(Data entries)

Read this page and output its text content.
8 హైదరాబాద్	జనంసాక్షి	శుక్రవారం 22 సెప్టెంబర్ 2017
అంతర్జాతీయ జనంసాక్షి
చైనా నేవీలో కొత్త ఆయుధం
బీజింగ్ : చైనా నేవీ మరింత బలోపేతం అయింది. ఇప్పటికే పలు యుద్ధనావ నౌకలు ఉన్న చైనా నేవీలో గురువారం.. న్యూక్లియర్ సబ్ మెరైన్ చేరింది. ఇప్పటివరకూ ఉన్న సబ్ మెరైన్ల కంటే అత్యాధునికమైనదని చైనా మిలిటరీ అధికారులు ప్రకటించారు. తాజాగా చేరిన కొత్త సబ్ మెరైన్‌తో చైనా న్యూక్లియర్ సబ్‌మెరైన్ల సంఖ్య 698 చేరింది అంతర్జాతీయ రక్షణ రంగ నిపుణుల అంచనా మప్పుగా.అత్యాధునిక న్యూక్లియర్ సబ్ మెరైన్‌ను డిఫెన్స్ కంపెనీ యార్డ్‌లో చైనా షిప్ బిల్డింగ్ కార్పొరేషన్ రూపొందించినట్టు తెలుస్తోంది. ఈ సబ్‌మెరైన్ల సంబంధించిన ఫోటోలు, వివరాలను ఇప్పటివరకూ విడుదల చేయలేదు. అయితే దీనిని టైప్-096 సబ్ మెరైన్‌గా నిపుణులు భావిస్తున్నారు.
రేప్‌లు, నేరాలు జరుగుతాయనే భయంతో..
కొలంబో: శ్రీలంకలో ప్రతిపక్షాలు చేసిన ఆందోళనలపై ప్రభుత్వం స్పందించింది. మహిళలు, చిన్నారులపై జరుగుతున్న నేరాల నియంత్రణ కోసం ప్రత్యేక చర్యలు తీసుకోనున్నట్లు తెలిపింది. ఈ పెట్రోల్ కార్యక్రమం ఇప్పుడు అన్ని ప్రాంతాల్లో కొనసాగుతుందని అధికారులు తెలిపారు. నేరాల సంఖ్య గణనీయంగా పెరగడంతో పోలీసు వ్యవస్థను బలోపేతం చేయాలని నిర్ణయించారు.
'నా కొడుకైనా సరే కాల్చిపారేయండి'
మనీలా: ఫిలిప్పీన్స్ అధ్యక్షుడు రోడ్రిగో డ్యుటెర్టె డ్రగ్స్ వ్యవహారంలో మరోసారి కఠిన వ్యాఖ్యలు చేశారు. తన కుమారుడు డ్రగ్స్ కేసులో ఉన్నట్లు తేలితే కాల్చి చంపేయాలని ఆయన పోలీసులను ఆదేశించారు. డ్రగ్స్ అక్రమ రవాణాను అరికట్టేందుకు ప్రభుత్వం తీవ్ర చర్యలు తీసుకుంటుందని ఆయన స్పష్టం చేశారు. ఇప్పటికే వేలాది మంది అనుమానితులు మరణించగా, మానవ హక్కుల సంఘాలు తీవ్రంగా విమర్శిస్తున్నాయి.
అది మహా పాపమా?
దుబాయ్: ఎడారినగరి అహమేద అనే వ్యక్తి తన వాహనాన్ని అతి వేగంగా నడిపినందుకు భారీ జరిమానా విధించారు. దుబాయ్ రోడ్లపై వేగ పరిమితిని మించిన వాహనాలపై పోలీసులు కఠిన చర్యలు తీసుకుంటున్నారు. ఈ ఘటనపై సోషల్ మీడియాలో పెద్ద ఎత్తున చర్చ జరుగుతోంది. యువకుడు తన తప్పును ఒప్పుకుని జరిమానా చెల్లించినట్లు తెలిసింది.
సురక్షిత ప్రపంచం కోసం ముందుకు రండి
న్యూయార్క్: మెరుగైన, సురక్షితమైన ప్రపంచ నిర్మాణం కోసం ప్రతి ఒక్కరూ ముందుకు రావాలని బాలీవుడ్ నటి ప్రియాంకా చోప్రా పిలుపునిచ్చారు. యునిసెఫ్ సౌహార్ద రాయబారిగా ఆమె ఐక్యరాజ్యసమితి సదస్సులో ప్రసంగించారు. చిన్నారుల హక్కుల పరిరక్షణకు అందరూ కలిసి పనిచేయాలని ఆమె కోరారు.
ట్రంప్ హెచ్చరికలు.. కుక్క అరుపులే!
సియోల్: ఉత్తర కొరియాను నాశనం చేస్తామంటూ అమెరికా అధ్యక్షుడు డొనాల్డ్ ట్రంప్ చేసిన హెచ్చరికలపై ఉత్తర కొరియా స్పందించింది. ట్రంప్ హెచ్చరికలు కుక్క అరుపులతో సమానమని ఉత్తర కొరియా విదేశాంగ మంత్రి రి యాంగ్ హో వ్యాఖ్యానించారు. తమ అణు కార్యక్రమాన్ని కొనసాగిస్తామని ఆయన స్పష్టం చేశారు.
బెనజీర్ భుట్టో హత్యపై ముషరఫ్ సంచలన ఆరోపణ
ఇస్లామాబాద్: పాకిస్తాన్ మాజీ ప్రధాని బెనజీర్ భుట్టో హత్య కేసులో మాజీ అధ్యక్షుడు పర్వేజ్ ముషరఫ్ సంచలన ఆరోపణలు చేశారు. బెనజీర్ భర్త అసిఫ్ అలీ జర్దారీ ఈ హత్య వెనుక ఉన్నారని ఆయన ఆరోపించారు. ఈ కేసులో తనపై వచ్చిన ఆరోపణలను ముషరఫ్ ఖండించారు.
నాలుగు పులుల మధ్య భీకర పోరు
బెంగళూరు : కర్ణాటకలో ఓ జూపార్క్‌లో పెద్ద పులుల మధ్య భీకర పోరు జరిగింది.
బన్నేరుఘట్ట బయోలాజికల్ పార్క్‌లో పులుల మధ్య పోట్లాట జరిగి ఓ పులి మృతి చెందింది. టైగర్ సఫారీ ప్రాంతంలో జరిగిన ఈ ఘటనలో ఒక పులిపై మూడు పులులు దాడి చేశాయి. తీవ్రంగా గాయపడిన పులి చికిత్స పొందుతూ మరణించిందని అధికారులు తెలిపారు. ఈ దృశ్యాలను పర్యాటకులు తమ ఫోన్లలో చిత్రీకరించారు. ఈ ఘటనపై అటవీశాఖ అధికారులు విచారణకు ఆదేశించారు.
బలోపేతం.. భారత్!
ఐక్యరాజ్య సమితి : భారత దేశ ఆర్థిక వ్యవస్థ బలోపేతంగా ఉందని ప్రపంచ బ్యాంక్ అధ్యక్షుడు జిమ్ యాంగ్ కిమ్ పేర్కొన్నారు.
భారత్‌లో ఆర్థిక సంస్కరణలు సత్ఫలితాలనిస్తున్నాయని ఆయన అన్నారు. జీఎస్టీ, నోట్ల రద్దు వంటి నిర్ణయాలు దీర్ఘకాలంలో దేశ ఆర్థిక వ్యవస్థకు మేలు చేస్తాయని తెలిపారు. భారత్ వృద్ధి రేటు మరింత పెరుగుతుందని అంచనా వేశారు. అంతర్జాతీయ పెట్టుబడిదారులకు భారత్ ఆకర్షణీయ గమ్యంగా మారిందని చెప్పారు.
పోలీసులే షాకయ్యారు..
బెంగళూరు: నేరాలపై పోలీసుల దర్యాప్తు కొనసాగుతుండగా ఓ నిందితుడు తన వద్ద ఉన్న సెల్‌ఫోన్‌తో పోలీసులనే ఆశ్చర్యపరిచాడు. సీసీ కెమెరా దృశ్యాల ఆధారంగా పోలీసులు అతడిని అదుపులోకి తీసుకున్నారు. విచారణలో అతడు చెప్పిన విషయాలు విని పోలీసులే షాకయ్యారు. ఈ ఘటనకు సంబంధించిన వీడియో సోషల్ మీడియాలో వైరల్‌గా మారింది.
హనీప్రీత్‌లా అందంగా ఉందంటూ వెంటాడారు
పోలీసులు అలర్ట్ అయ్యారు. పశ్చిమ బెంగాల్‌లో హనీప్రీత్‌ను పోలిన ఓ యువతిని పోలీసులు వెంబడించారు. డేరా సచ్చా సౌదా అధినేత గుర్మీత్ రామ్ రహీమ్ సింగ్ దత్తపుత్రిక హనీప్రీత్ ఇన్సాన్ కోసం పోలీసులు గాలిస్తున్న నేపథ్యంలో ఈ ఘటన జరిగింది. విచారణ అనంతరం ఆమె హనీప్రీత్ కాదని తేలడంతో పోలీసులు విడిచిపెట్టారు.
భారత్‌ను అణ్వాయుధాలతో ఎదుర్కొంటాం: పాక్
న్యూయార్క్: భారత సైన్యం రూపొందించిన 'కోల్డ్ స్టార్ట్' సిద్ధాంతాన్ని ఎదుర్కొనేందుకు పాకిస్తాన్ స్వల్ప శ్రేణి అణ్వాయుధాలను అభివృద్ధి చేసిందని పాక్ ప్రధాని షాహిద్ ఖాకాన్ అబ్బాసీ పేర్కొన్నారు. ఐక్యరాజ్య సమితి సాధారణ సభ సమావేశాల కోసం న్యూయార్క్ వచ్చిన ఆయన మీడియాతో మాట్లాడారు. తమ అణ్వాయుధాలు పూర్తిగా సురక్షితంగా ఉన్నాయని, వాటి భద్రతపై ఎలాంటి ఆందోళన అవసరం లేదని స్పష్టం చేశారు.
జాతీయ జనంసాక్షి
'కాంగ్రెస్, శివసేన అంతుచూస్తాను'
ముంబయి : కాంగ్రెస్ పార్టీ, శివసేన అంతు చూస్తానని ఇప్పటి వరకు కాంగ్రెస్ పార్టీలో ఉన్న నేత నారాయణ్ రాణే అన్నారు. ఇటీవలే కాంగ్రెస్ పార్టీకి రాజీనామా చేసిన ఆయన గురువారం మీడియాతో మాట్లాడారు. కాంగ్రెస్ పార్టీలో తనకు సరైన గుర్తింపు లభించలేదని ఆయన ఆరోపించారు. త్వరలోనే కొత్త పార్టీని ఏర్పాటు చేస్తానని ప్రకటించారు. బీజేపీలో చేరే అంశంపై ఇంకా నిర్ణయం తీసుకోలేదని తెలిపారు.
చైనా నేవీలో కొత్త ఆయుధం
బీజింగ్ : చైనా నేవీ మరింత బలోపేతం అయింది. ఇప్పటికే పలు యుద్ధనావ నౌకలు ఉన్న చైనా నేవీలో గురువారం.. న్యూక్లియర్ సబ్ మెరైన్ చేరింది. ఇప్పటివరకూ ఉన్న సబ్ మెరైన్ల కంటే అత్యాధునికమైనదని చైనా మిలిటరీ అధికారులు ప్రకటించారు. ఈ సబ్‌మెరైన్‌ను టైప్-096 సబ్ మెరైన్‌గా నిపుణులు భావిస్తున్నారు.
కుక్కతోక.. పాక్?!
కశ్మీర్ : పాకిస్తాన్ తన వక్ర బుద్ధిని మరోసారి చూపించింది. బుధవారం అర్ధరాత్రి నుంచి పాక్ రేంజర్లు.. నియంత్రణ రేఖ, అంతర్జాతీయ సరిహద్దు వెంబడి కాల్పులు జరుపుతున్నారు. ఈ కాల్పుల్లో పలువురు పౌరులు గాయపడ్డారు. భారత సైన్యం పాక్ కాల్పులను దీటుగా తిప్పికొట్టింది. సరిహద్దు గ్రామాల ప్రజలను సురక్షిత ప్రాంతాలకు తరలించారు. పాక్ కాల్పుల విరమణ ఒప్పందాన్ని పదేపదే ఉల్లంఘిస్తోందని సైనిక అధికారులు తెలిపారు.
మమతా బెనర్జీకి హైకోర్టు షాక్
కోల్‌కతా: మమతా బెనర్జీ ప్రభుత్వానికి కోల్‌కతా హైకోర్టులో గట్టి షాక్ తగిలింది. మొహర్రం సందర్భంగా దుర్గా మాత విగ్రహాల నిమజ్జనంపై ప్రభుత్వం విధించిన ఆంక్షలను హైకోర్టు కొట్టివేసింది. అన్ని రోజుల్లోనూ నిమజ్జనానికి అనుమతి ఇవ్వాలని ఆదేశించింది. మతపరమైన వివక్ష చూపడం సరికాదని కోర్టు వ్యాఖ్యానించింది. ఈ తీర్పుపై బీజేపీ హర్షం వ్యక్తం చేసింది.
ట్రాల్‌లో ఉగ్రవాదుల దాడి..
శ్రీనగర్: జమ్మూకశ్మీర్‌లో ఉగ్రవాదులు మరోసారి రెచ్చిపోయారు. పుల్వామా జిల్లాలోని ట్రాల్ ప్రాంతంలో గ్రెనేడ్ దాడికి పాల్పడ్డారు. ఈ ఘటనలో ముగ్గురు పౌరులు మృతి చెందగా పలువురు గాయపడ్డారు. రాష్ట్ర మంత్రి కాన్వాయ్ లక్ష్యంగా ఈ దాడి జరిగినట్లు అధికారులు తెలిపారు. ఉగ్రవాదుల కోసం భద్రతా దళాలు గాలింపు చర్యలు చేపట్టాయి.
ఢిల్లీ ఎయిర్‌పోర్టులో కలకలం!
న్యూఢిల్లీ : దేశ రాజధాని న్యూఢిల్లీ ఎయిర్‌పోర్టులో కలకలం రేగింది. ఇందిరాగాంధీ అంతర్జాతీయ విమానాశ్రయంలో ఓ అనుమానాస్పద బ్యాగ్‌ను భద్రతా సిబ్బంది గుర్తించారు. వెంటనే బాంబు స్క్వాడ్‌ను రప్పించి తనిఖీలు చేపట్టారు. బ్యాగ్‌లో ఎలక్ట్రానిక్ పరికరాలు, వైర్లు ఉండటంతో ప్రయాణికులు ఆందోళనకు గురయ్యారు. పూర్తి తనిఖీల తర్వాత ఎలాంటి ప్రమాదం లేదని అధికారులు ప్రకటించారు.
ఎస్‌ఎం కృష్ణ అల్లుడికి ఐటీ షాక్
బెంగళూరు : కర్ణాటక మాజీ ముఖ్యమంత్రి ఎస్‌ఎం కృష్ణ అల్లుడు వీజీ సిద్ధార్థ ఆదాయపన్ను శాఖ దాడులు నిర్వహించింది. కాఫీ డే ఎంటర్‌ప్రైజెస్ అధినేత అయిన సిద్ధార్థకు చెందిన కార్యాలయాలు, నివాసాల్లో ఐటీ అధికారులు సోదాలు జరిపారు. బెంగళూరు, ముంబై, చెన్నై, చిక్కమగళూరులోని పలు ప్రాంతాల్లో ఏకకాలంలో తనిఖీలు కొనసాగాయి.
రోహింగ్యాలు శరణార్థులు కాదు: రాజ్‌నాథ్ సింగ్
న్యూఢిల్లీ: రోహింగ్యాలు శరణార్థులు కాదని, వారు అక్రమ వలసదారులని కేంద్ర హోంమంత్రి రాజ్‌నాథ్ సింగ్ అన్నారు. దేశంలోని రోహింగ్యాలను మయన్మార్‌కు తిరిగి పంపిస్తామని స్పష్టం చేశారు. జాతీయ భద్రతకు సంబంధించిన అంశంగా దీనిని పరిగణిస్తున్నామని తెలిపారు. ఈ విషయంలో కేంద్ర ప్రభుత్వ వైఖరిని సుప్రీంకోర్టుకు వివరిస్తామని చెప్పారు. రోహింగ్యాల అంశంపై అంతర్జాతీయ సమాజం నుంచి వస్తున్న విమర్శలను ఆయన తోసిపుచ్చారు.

● **What is expected**: Report only how many lines in the listing contain the string "కలకల".

● **Exercise answer**: 2